=== SET TASK ===
Look through the material below. Copy every line with the string "brokolicou" in it.
--- Begin RECORDS SUPPLIED ---
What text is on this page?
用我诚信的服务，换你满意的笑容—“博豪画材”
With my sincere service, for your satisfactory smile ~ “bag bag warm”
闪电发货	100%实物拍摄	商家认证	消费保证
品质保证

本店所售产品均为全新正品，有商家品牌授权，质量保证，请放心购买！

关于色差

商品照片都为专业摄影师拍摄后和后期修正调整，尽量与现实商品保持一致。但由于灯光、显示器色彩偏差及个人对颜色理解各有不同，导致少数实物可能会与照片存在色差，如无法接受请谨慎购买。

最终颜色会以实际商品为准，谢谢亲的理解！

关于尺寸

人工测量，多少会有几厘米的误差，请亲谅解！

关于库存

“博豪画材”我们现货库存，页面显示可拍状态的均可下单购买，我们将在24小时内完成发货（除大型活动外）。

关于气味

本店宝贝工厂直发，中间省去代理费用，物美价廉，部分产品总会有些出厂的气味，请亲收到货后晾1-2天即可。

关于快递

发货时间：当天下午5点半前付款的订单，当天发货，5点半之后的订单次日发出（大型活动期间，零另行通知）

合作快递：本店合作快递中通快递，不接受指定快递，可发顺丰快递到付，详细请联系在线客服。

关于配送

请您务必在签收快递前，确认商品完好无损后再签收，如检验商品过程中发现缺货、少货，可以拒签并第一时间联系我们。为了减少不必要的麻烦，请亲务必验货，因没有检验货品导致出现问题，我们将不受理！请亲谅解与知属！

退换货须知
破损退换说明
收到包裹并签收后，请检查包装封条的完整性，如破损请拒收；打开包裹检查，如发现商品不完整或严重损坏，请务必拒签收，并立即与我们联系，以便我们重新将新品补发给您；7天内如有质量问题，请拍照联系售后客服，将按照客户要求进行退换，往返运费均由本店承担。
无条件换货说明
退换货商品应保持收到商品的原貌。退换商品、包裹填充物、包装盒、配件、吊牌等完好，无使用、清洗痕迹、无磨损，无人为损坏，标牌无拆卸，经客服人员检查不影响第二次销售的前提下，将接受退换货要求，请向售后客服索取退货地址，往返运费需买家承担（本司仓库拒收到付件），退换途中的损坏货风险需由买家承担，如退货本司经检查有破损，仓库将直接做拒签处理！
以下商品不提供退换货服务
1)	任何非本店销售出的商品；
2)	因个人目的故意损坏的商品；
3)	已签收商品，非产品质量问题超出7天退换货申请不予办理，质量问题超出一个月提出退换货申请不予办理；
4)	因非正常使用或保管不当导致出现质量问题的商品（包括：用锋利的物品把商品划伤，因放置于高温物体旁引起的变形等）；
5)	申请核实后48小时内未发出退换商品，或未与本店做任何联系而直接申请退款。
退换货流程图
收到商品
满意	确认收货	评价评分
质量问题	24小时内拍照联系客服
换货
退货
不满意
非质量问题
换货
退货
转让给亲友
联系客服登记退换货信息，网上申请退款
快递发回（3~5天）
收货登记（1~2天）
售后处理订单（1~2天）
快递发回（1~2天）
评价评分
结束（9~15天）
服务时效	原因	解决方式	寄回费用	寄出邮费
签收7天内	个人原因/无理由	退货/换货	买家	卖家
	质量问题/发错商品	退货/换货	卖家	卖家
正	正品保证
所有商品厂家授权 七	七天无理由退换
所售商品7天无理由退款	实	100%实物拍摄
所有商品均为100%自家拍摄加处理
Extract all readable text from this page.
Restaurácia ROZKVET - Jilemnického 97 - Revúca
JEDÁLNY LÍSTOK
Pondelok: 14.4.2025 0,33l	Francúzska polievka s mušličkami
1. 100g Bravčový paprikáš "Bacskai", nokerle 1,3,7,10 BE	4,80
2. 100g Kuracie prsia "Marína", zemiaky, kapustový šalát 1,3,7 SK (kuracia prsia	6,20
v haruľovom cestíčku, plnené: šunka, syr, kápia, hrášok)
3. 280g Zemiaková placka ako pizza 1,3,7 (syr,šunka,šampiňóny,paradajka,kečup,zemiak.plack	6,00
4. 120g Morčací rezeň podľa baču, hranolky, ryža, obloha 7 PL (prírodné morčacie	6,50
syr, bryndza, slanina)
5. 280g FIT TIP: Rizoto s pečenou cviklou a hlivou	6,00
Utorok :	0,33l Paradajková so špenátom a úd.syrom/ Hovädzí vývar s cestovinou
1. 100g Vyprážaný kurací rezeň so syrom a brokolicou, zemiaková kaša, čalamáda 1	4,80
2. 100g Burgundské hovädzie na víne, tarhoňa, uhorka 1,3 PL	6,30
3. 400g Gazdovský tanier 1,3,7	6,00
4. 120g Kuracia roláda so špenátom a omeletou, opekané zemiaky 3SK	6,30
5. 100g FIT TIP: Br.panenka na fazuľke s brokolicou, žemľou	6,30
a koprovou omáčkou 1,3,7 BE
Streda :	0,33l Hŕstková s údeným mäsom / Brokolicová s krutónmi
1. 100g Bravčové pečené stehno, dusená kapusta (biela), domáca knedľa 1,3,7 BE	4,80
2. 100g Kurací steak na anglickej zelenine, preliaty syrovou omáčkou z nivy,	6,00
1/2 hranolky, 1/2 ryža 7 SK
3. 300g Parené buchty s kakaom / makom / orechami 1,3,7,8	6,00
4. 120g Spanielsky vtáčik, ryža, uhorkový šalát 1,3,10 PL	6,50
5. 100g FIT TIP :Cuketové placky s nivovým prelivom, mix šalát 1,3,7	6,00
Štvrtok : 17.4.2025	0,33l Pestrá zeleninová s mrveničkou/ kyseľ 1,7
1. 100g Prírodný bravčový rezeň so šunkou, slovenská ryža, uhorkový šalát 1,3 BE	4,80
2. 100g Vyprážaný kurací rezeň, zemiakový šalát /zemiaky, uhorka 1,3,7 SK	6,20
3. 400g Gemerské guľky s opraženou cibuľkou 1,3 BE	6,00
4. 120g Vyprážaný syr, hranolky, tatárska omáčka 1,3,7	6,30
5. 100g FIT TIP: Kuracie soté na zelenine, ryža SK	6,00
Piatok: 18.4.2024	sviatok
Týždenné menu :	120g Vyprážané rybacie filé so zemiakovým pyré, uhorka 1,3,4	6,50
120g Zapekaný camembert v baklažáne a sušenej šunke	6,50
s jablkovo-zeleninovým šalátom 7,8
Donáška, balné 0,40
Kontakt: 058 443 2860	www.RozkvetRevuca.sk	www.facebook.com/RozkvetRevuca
--- End RECORDS SUPPLIED ---
=== EXERCISE RESPONSE ===
1. 100g Vyprážaný kurací rezeň so syrom a brokolicou, zemiaková kaša, čalamáda 1	4,80
5. 100g FIT TIP: Br.panenka na fazuľke s brokolicou, žemľou	6,30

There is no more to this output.